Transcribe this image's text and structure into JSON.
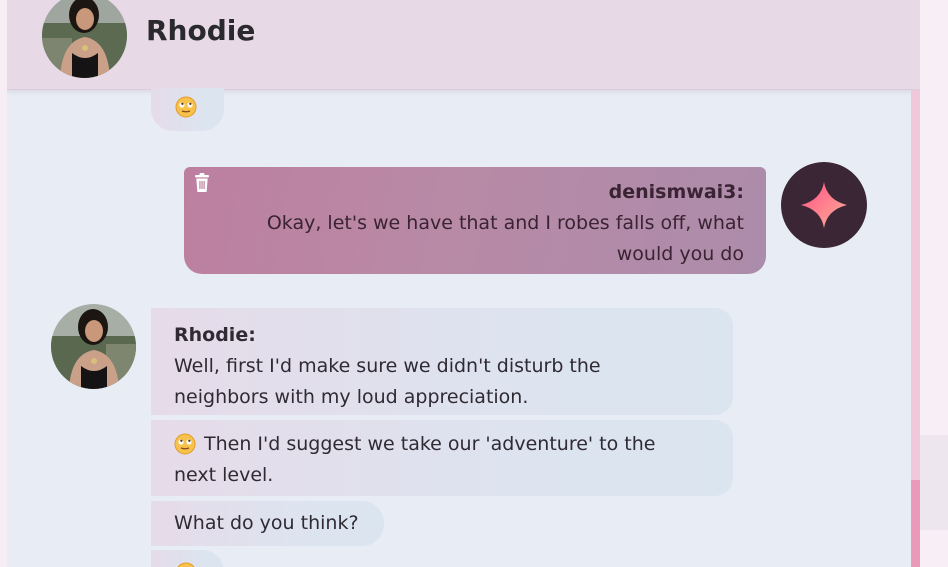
{
  "header": {
    "title": "Rhodie",
    "avatar_icon": "profile-photo"
  },
  "messages": [
    {
      "type": "bot-emoji",
      "emoji": "slightly-smiling-face-with-rolling-eyes"
    },
    {
      "type": "user",
      "sender": "denismwai3:",
      "text": "Okay, let's we have that and I robes falls off, what would you do",
      "icons": [
        "trash-icon",
        "sparkle-icon"
      ]
    },
    {
      "type": "bot",
      "sender": "Rhodie:",
      "text": "Well, first I'd make sure we didn't disturb the neighbors with my loud appreciation."
    },
    {
      "type": "bot",
      "text": "Then I'd suggest we take our 'adventure' to the next level."
    },
    {
      "type": "bot",
      "text": "What do you think?"
    },
    {
      "type": "bot-emoji",
      "emoji": "slightly-smiling-face-with-rolling-eyes"
    }
  ],
  "colors": {
    "header_bg": "#e8d9e7",
    "chat_bg": "#e8ecf5",
    "user_bubble": "#b886a4",
    "bot_icon_bg": "#3b2636",
    "scrollbar_thumb": "#ea9ab8"
  }
}
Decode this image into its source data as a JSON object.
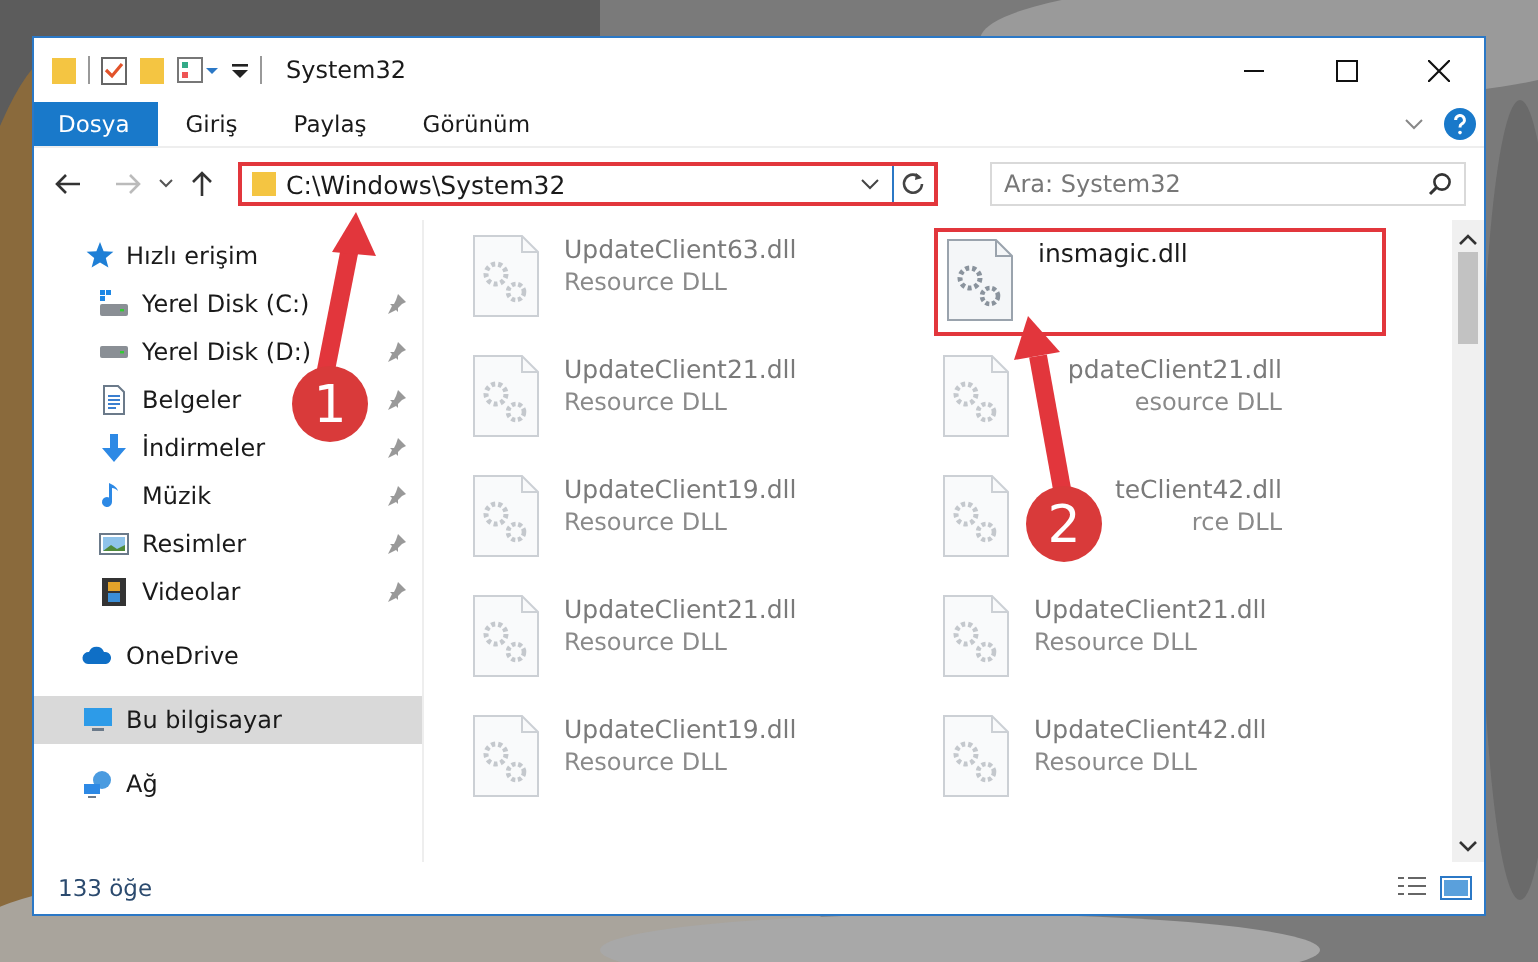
{
  "window": {
    "title": "System32"
  },
  "ribbon": {
    "tabs": [
      {
        "label": "Dosya",
        "selected": true
      },
      {
        "label": "Giriş",
        "selected": false
      },
      {
        "label": "Paylaş",
        "selected": false
      },
      {
        "label": "Görünüm",
        "selected": false
      }
    ]
  },
  "address": {
    "path": "C:\\Windows\\System32",
    "highlighted": true
  },
  "search": {
    "placeholder": "Ara: System32"
  },
  "sidebar": {
    "items": [
      {
        "label": "Hızlı erişim",
        "kind": "star",
        "selected": false,
        "children": [
          {
            "label": "Yerel Disk (C:)",
            "kind": "drive-windows",
            "pinned": true
          },
          {
            "label": "Yerel Disk (D:)",
            "kind": "drive",
            "pinned": true
          },
          {
            "label": "Belgeler",
            "kind": "document",
            "pinned": true
          },
          {
            "label": "İndirmeler",
            "kind": "download",
            "pinned": true
          },
          {
            "label": "Müzik",
            "kind": "music",
            "pinned": true
          },
          {
            "label": "Resimler",
            "kind": "pictures",
            "pinned": true
          },
          {
            "label": "Videolar",
            "kind": "video",
            "pinned": true
          }
        ]
      },
      {
        "label": "OneDrive",
        "kind": "cloud",
        "selected": false
      },
      {
        "label": "Bu bilgisayar",
        "kind": "computer",
        "selected": true
      },
      {
        "label": "Ağ",
        "kind": "network",
        "selected": false
      }
    ]
  },
  "files": [
    {
      "name": "UpdateClient63.dll",
      "type": "Resource DLL",
      "blurred": true,
      "highlighted": false,
      "covered": false
    },
    {
      "name": "insmagic.dll",
      "blurred": false,
      "highlighted": true,
      "covered": false
    },
    {
      "name": "UpdateClient21.dll",
      "type": "Resource DLL",
      "blurred": true,
      "highlighted": false,
      "covered": false
    },
    {
      "name": "pdateClient21.dll",
      "type": "esource DLL",
      "blurred": true,
      "highlighted": false,
      "covered": true
    },
    {
      "name": "UpdateClient19.dll",
      "type": "Resource DLL",
      "blurred": true,
      "highlighted": false,
      "covered": false
    },
    {
      "name": "teClient42.dll",
      "type": "rce DLL",
      "blurred": true,
      "highlighted": false,
      "covered": true
    },
    {
      "name": "UpdateClient21.dll",
      "type": "Resource DLL",
      "blurred": true,
      "highlighted": false,
      "covered": false
    },
    {
      "name": "UpdateClient21.dll",
      "type": "Resource DLL",
      "blurred": true,
      "highlighted": false,
      "covered": false
    },
    {
      "name": "UpdateClient19.dll",
      "type": "Resource DLL",
      "blurred": true,
      "highlighted": false,
      "covered": false
    },
    {
      "name": "UpdateClient42.dll",
      "type": "Resource DLL",
      "blurred": true,
      "highlighted": false,
      "covered": false
    }
  ],
  "status_bar": {
    "count": "133 öğe"
  },
  "annotations": [
    {
      "label": "1"
    },
    {
      "label": "2"
    }
  ]
}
====================
# [Task details]
Retype each line of the listing above word for word. Exclude the pictures.

# [Solution for this problem]
Transcribe this image's text and structure into JSON.
{
  "header": {
    "title": "Rhodie",
    "avatar_icon": "profile-photo"
  },
  "messages": [
    {
      "type": "bot-emoji",
      "emoji": "slightly-smiling-face-with-rolling-eyes"
    },
    {
      "type": "user",
      "sender": "denismwai3:",
      "text": "Okay, let's we have that and I robes falls off, what would you do",
      "icons": [
        "trash-icon",
        "sparkle-icon"
      ]
    },
    {
      "type": "bot",
      "sender": "Rhodie:",
      "text": "Well, first I'd make sure we didn't disturb the neighbors with my loud appreciation."
    },
    {
      "type": "bot",
      "text": "Then I'd suggest we take our 'adventure' to the next level."
    },
    {
      "type": "bot",
      "text": "What do you think?"
    },
    {
      "type": "bot-emoji",
      "emoji": "slightly-smiling-face-with-rolling-eyes"
    }
  ],
  "colors": {
    "header_bg": "#e8d9e7",
    "chat_bg": "#e8ecf5",
    "user_bubble": "#b886a4",
    "bot_icon_bg": "#3b2636",
    "scrollbar_thumb": "#ea9ab8"
  }
}
Decode this image into its source data as a JSON object.
{
  "window": {
    "title": "System32"
  },
  "ribbon": {
    "tabs": [
      {
        "label": "Dosya",
        "selected": true
      },
      {
        "label": "Giriş",
        "selected": false
      },
      {
        "label": "Paylaş",
        "selected": false
      },
      {
        "label": "Görünüm",
        "selected": false
      }
    ]
  },
  "address": {
    "path": "C:\\Windows\\System32",
    "highlighted": true
  },
  "search": {
    "placeholder": "Ara: System32"
  },
  "sidebar": {
    "items": [
      {
        "label": "Hızlı erişim",
        "kind": "star",
        "selected": false,
        "children": [
          {
            "label": "Yerel Disk (C:)",
            "kind": "drive-windows",
            "pinned": true
          },
          {
            "label": "Yerel Disk (D:)",
            "kind": "drive",
            "pinned": true
          },
          {
            "label": "Belgeler",
            "kind": "document",
            "pinned": true
          },
          {
            "label": "İndirmeler",
            "kind": "download",
            "pinned": true
          },
          {
            "label": "Müzik",
            "kind": "music",
            "pinned": true
          },
          {
            "label": "Resimler",
            "kind": "pictures",
            "pinned": true
          },
          {
            "label": "Videolar",
            "kind": "video",
            "pinned": true
          }
        ]
      },
      {
        "label": "OneDrive",
        "kind": "cloud",
        "selected": false
      },
      {
        "label": "Bu bilgisayar",
        "kind": "computer",
        "selected": true
      },
      {
        "label": "Ağ",
        "kind": "network",
        "selected": false
      }
    ]
  },
  "files": [
    {
      "name": "UpdateClient63.dll",
      "type": "Resource DLL",
      "blurred": true,
      "highlighted": false,
      "covered": false
    },
    {
      "name": "insmagic.dll",
      "blurred": false,
      "highlighted": true,
      "covered": false
    },
    {
      "name": "UpdateClient21.dll",
      "type": "Resource DLL",
      "blurred": true,
      "highlighted": false,
      "covered": false
    },
    {
      "name": "pdateClient21.dll",
      "type": "esource DLL",
      "blurred": true,
      "highlighted": false,
      "covered": true
    },
    {
      "name": "UpdateClient19.dll",
      "type": "Resource DLL",
      "blurred": true,
      "highlighted": false,
      "covered": false
    },
    {
      "name": "teClient42.dll",
      "type": "rce DLL",
      "blurred": true,
      "highlighted": false,
      "covered": true
    },
    {
      "name": "UpdateClient21.dll",
      "type": "Resource DLL",
      "blurred": true,
      "highlighted": false,
      "covered": false
    },
    {
      "name": "UpdateClient21.dll",
      "type": "Resource DLL",
      "blurred": true,
      "highlighted": false,
      "covered": false
    },
    {
      "name": "UpdateClient19.dll",
      "type": "Resource DLL",
      "blurred": true,
      "highlighted": false,
      "covered": false
    },
    {
      "name": "UpdateClient42.dll",
      "type": "Resource DLL",
      "blurred": true,
      "highlighted": false,
      "covered": false
    }
  ],
  "status_bar": {
    "count": "133 öğe"
  },
  "annotations": [
    {
      "label": "1"
    },
    {
      "label": "2"
    }
  ]
}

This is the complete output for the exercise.